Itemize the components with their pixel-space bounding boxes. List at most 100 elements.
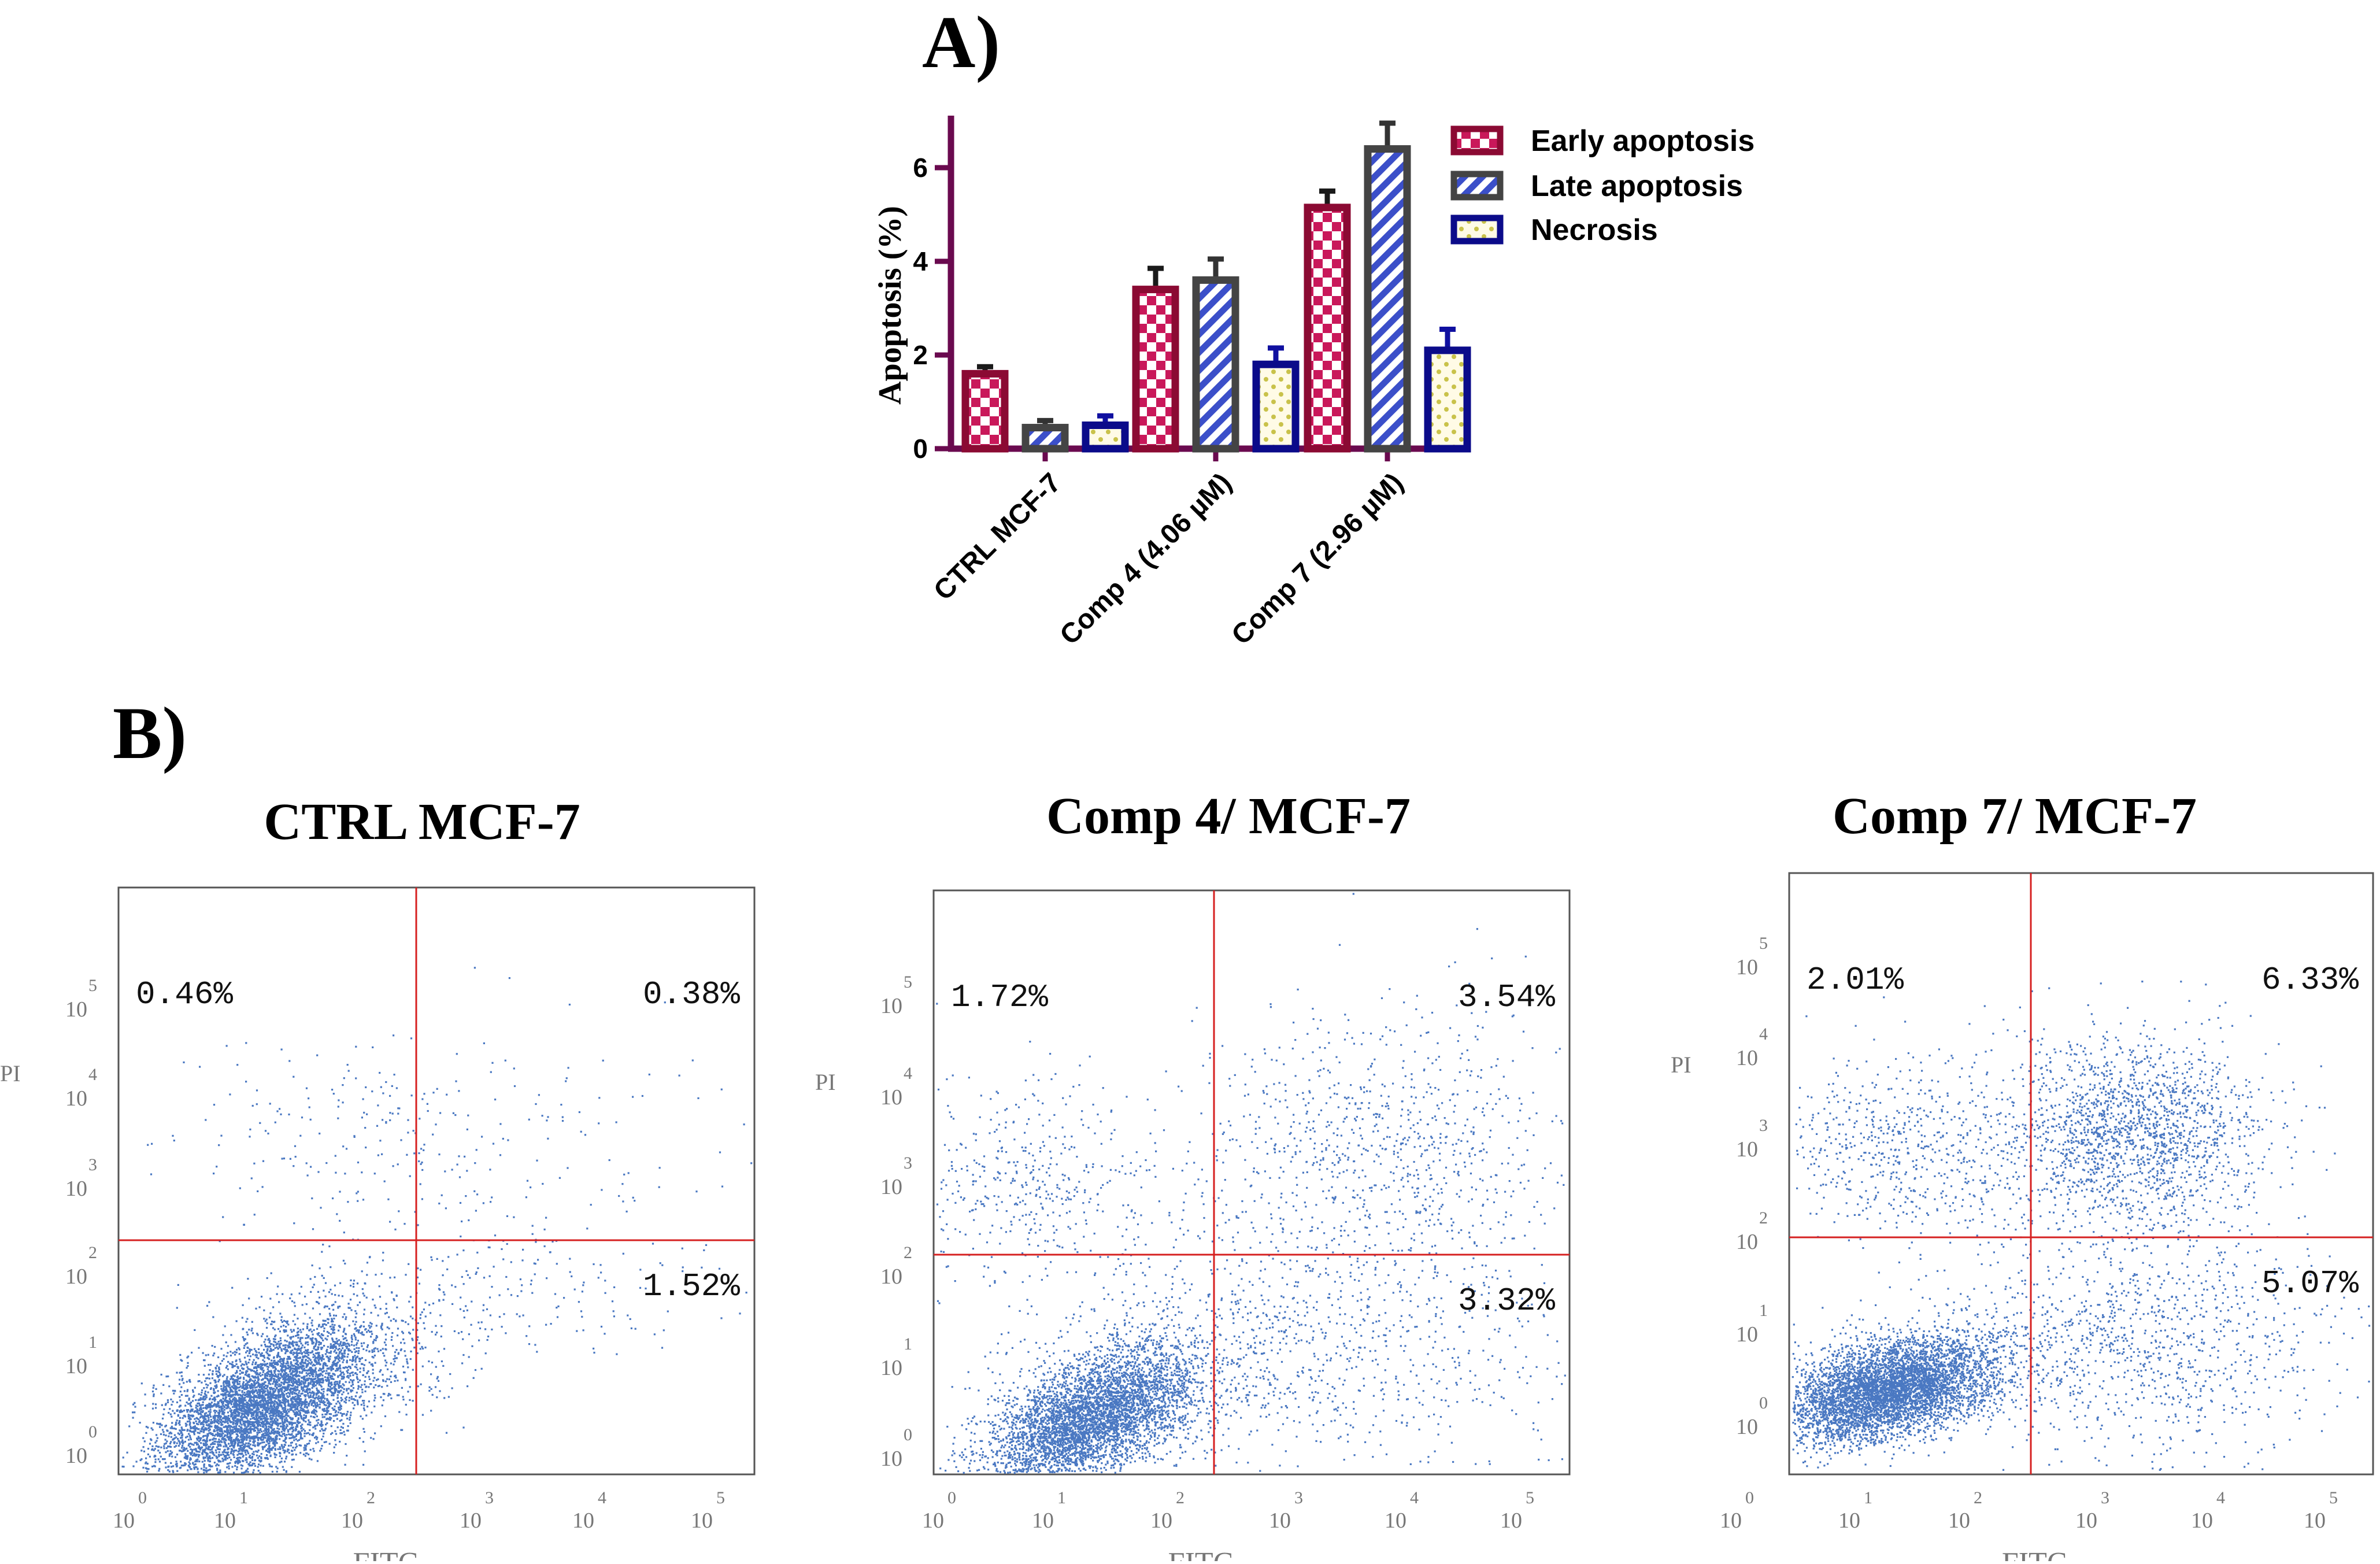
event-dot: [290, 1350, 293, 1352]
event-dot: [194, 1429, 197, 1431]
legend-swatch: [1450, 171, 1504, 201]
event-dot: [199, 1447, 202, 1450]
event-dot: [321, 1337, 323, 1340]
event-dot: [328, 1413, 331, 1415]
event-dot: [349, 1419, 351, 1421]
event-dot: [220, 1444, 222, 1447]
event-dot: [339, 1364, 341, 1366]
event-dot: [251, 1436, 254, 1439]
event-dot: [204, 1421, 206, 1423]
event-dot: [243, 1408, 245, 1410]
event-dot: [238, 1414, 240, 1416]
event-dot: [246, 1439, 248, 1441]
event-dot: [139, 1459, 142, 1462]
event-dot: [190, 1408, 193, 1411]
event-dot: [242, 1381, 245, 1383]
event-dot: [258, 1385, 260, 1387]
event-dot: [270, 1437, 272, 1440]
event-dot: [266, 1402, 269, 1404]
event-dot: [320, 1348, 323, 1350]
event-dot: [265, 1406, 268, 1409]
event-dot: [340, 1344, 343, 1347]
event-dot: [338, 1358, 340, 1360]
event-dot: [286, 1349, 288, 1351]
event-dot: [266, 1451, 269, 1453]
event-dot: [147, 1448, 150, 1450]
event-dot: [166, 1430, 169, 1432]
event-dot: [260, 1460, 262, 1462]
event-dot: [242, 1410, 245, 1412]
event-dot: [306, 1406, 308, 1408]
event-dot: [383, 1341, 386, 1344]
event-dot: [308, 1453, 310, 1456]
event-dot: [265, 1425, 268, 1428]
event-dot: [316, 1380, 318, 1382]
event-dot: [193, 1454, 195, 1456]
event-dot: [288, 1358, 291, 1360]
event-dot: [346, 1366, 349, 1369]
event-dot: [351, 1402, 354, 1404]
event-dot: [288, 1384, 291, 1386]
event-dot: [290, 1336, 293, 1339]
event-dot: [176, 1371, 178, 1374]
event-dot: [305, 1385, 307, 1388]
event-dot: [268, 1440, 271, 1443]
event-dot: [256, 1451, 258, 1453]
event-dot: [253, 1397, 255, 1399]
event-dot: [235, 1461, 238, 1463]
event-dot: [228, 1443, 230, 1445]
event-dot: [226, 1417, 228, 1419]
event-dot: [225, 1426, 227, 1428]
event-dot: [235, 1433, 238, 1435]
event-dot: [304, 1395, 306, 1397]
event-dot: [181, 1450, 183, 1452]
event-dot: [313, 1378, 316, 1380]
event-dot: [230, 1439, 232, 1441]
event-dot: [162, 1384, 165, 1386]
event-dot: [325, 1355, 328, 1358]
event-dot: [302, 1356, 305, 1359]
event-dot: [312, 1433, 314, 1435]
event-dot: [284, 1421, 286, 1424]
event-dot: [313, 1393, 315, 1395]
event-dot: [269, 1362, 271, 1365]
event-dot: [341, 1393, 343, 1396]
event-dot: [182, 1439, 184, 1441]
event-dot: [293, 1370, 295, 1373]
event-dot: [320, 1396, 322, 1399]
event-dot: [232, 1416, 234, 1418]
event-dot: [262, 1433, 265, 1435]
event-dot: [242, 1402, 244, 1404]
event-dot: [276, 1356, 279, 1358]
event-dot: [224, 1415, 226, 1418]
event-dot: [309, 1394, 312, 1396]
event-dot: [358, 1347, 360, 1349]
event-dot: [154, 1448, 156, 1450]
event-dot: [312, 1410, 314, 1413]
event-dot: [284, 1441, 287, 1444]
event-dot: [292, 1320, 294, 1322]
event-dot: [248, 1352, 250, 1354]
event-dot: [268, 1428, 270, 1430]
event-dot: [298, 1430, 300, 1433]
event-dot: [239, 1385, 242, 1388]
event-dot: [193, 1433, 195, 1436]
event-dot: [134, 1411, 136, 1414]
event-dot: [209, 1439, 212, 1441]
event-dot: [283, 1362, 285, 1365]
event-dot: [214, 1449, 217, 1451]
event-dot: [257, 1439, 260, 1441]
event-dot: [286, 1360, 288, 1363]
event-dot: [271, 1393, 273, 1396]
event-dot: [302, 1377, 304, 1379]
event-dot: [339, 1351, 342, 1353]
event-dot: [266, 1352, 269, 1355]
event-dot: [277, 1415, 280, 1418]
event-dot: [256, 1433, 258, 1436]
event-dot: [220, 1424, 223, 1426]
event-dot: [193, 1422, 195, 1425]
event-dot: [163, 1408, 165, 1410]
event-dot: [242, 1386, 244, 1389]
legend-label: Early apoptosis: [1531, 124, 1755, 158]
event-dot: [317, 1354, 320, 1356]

■ ■ ■

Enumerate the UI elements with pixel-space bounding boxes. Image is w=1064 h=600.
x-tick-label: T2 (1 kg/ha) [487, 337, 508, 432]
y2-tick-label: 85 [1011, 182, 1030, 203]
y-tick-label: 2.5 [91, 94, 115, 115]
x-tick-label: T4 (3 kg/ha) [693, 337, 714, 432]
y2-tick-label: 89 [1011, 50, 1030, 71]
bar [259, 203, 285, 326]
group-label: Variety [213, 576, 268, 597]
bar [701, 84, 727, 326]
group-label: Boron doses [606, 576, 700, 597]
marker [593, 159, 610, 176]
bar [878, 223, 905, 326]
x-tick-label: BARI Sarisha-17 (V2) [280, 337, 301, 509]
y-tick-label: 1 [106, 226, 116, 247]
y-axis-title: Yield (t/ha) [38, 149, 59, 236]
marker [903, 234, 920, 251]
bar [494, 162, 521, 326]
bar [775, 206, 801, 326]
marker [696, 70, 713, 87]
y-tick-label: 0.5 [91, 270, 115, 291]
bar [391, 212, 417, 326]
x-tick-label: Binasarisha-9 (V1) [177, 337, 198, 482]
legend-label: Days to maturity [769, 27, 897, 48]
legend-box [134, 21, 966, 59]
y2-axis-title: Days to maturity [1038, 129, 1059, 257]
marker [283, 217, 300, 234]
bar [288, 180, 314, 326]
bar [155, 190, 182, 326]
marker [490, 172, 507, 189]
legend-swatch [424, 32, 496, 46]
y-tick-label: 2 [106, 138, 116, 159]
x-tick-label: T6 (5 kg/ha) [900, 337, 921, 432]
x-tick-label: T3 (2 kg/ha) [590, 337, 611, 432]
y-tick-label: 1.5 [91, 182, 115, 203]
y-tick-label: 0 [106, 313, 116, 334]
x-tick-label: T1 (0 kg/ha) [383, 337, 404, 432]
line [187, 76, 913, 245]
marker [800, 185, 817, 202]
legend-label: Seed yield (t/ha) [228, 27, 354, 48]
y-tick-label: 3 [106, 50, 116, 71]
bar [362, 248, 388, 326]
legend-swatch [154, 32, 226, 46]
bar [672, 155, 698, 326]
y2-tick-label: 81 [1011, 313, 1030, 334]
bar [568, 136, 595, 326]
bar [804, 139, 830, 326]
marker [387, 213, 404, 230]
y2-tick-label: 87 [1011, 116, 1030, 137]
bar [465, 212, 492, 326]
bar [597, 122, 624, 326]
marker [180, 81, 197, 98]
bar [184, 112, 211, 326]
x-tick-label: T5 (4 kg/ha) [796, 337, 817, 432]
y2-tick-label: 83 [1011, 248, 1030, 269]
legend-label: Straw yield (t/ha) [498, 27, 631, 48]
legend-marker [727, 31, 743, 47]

■ ■ ■

→ Your objective
Copy the rows from the one containing "event-dot: [290, 1350, 293, 1352]" through the one containing "event-dot: [243, 1408, 245, 1410]", including both of those rows.

→ Exercise response
event-dot: [290, 1350, 293, 1352]
event-dot: [194, 1429, 197, 1431]
legend-swatch: [1450, 171, 1504, 201]
event-dot: [199, 1447, 202, 1450]
event-dot: [321, 1337, 323, 1340]
event-dot: [328, 1413, 331, 1415]
event-dot: [349, 1419, 351, 1421]
event-dot: [220, 1444, 222, 1447]
event-dot: [339, 1364, 341, 1366]
event-dot: [251, 1436, 254, 1439]
event-dot: [204, 1421, 206, 1423]
event-dot: [243, 1408, 245, 1410]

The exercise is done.